***** RECORD SET *****

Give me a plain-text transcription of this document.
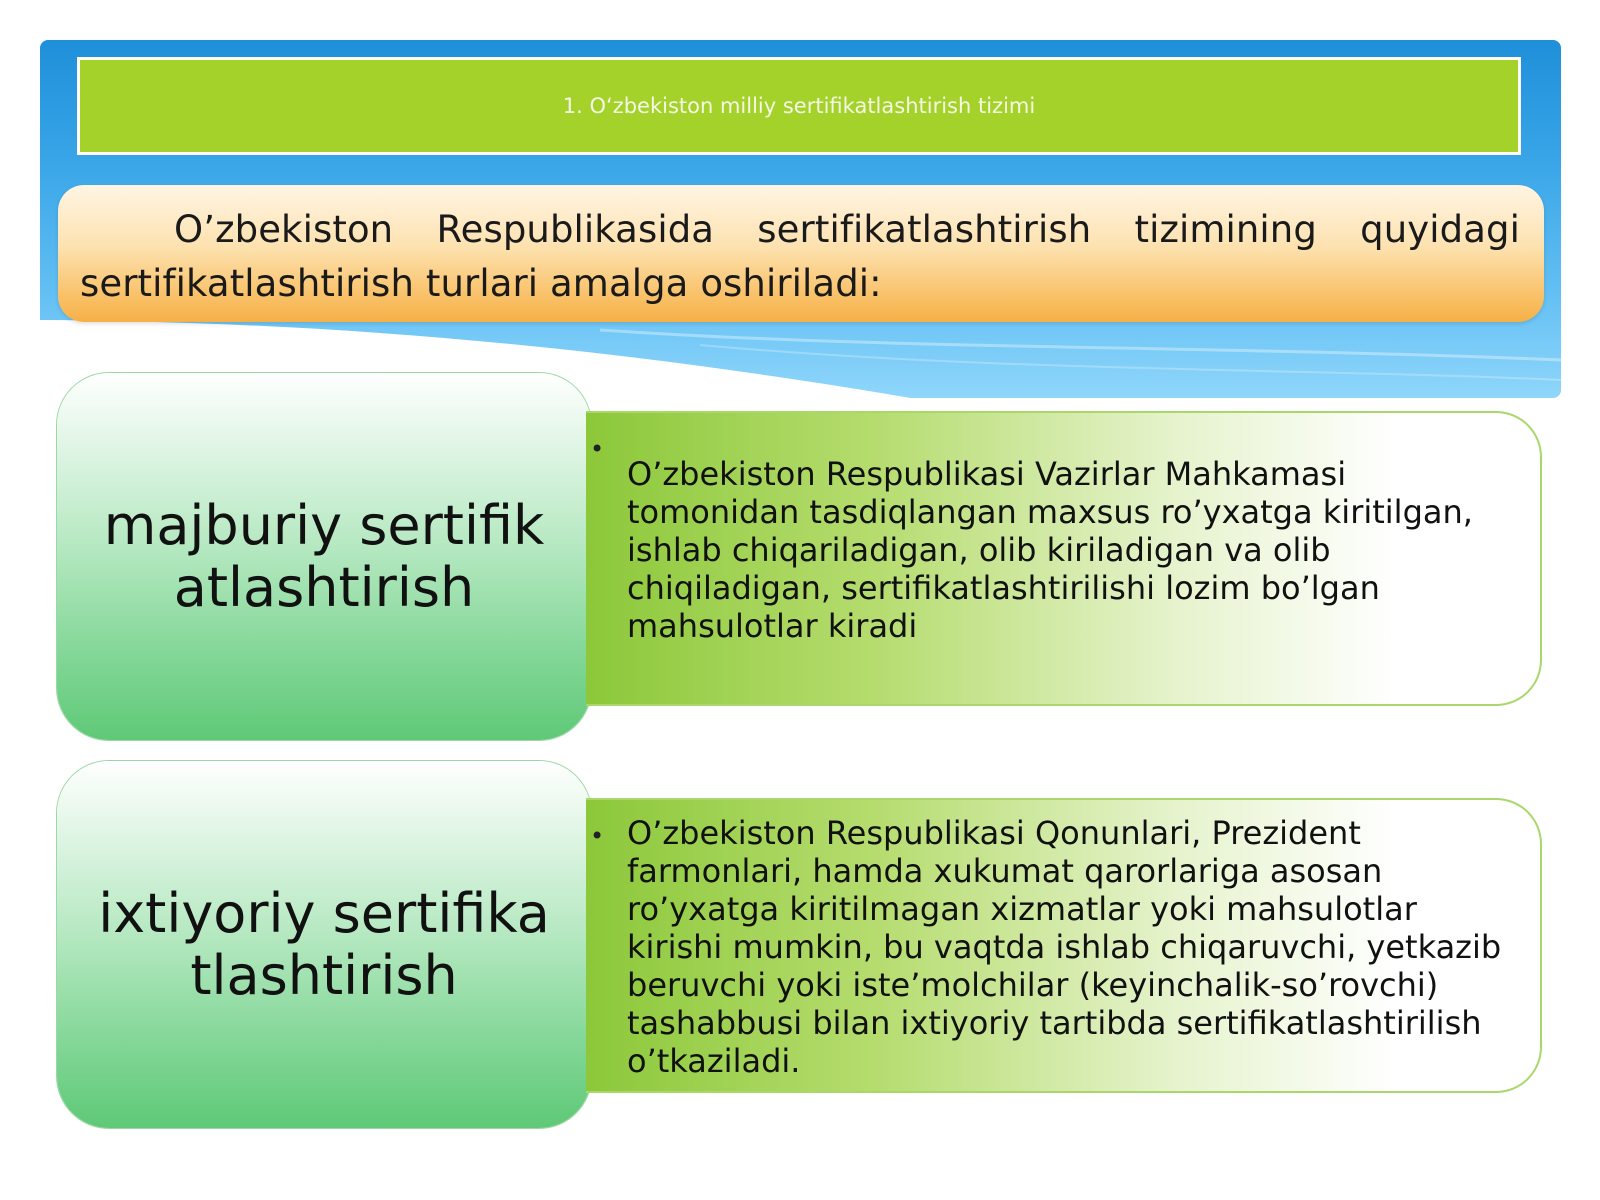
1. O‘zbekiston milliy sertifikatlashtirish tizimi
O’zbekiston Respublikasida sertifikatlashtirish tizimining quyidagi sertifikatlashtirish turlari amalga oshiriladi:
majburiy sertifikatlashtirish
•
O’zbekiston Respublikasi Vazirlar Mahkamasi tomonidan tasdiqlangan maxsus ro’yxatga kiritilgan, ishlab chiqariladigan, olib kiriladigan va olib chiqiladigan, sertifikatlashtirilishi lozim bo’lgan mahsulotlar kiradi
ixtiyoriy sertifikatlashtirish
• O’zbekiston Respublikasi Qonunlari, Prezident farmonlari, hamda xukumat qarorlariga asosan ro’yxatga kiritilmagan xizmatlar yoki mahsulotlar kirishi mumkin, bu vaqtda ishlab chiqaruvchi, yetkazib beruvchi yoki iste’molchilar (keyinchalik-so’rovchi) tashabbusi bilan ixtiyoriy tartibda sertifikatlashtirilish o’tkaziladi.
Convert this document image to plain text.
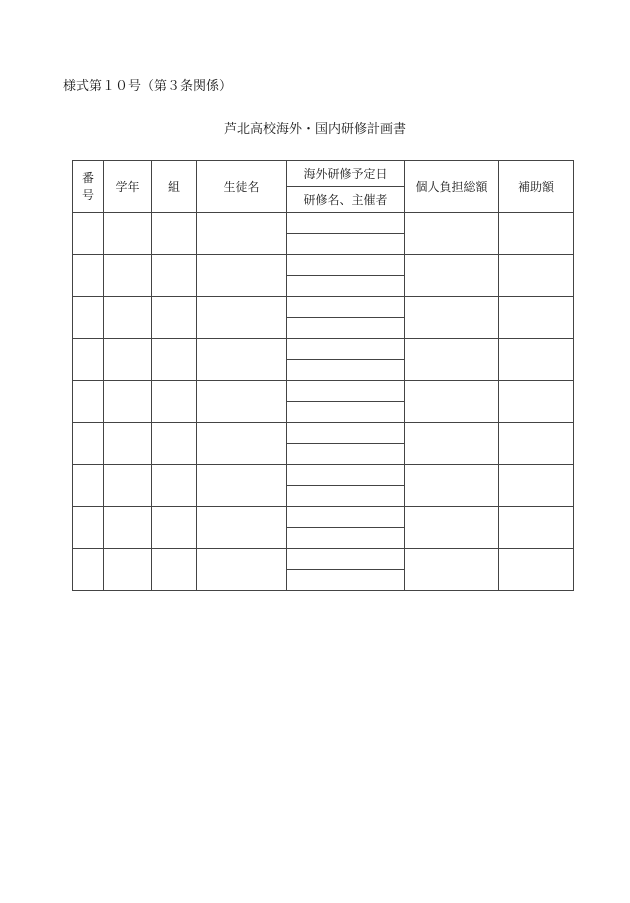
様式第１０号（第３条関係）
芦北高校海外・国内研修計画書
番号	学年	組	生徒名	海外研修予定日	個人負担総額	補助額
				研修名、主催者		
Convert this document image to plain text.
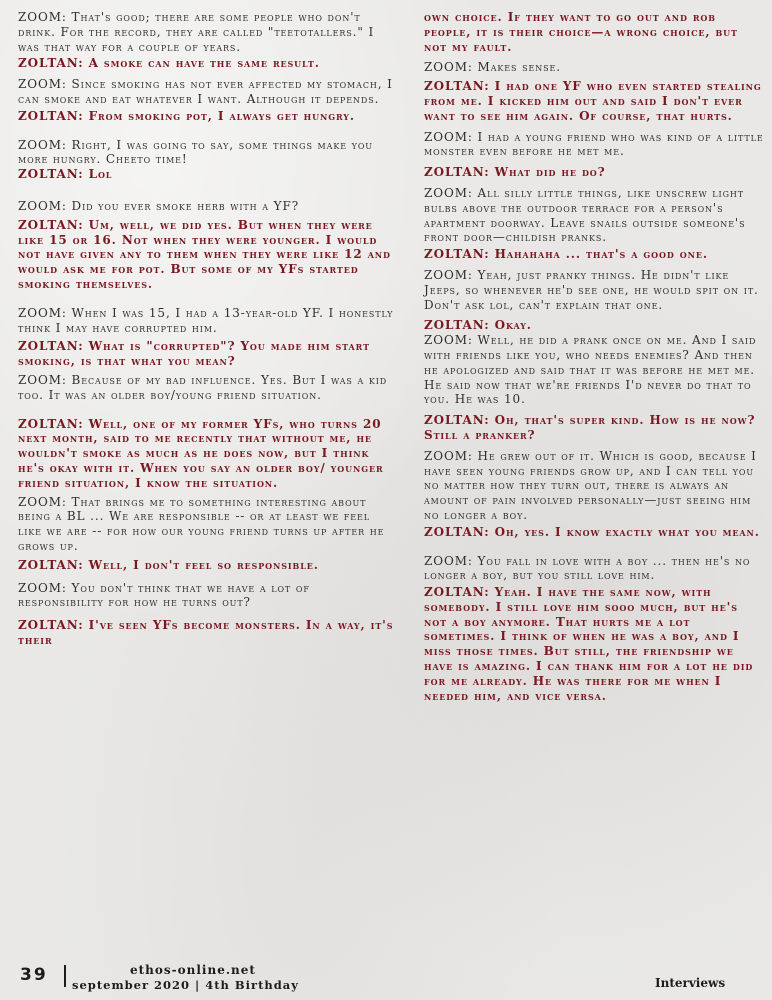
ZOOM: That's good; there are some people who don't drink. For the record, they are called "teetotallers." I was that way for a couple of years.

ZOLTAN: A smoke can have the same result.

ZOOM: Since smoking has not ever affected my stomach, I can smoke and eat whatever I want. Although it depends.

ZOLTAN: From smoking pot, I always get hungry.

ZOOM: Right, I was going to say, some things make you more hungry. Cheeto time!

ZOLTAN: Lol

ZOOM: Did you ever smoke herb with a YF?

ZOLTAN: Um, well, we did yes. But when they were like 15 or 16. Not when they were younger. I would not have given any to them when they were like 12 and would ask me for pot. But some of my YFs started smoking themselves.

ZOOM: When I was 15, I had a 13-year-old YF. I honestly think I may have corrupted him.

ZOLTAN: What is "corrupted"? You made him start smoking, is that what you mean?

ZOOM: Because of my bad influence. Yes. But I was a kid too. It was an older boy/young friend situation.

ZOLTAN: Well, one of my former YFs, who turns 20 next month, said to me recently that without me, he wouldn't smoke as much as he does now, but I think he's okay with it. When you say an older boy/ younger friend situation, I know the situation.

ZOOM: That brings me to something interesting about being a BL ... We are responsible -- or at least we feel like we are -- for how our young friend turns up after he grows up.

ZOLTAN: Well, I don't feel so responsible.

ZOOM: You don't think that we have a lot of responsibility for how he turns out?

ZOLTAN: I've seen YFs become monsters. In a way, it's their

own choice. If they want to go out and rob people, it is their choice—a wrong choice, but not my fault.

ZOOM: Makes sense.

ZOLTAN: I had one YF who even started stealing from me. I kicked him out and said I don't ever want to see him again. Of course, that hurts.

ZOOM: I had a young friend who was kind of a little monster even before he met me.

ZOLTAN: What did he do?

ZOOM: All silly little things, like unscrew light bulbs above the outdoor terrace for a person's apartment doorway. Leave snails outside someone's front door—childish pranks.

ZOLTAN: Hahahaha ... that's a good one.

ZOOM: Yeah, just pranky things. He didn't like Jeeps, so whenever he'd see one, he would spit on it. Don't ask lol, can't explain that one.

ZOLTAN: Okay.

ZOOM: Well, he did a prank once on me. And I said with friends like you, who needs enemies? And then he apologized and said that it was before he met me. He said now that we're friends I'd never do that to you. He was 10.

ZOLTAN: Oh, that's super kind. How is he now? Still a pranker?

ZOOM: He grew out of it. Which is good, because I have seen young friends grow up, and I can tell you no matter how they turn out, there is always an amount of pain involved personally—just seeing him no longer a boy.

ZOLTAN: Oh, yes. I know exactly what you mean.

ZOOM: You fall in love with a boy ... then he's no longer a boy, but you still love him.

ZOLTAN: Yeah. I have the same now, with somebody. I still love him sooo much, but he's not a boy anymore. That hurts me a lot sometimes. I think of when he was a boy, and I miss those times. But still, the friendship we have is amazing. I can thank him for a lot he did for me already. He was there for me when I needed him, and vice versa.

39	ethos-online.net
september 2020 | 4th Birthday	Interviews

*****

-- DIRECTIONS FOR THIS TASK --
Find "said". Copy every line it occurs in.

-- ANSWER TO THIS PROBLEM --
ZOLTAN: Well, one of my former YFs, who turns 20 next month, said to me recently that without me, he wouldn't smoke as much as he does now, but I think he's okay with it. When you say an older boy/ younger friend situation, I know the situation.
ZOLTAN: I had one YF who even started stealing from me. I kicked him out and said I don't ever want to see him again. Of course, that hurts.
ZOOM: Well, he did a prank once on me. And I said with friends like you, who needs enemies? And then he apologized and said that it was before he met me. He said now that we're friends I'd never do that to you. He was 10.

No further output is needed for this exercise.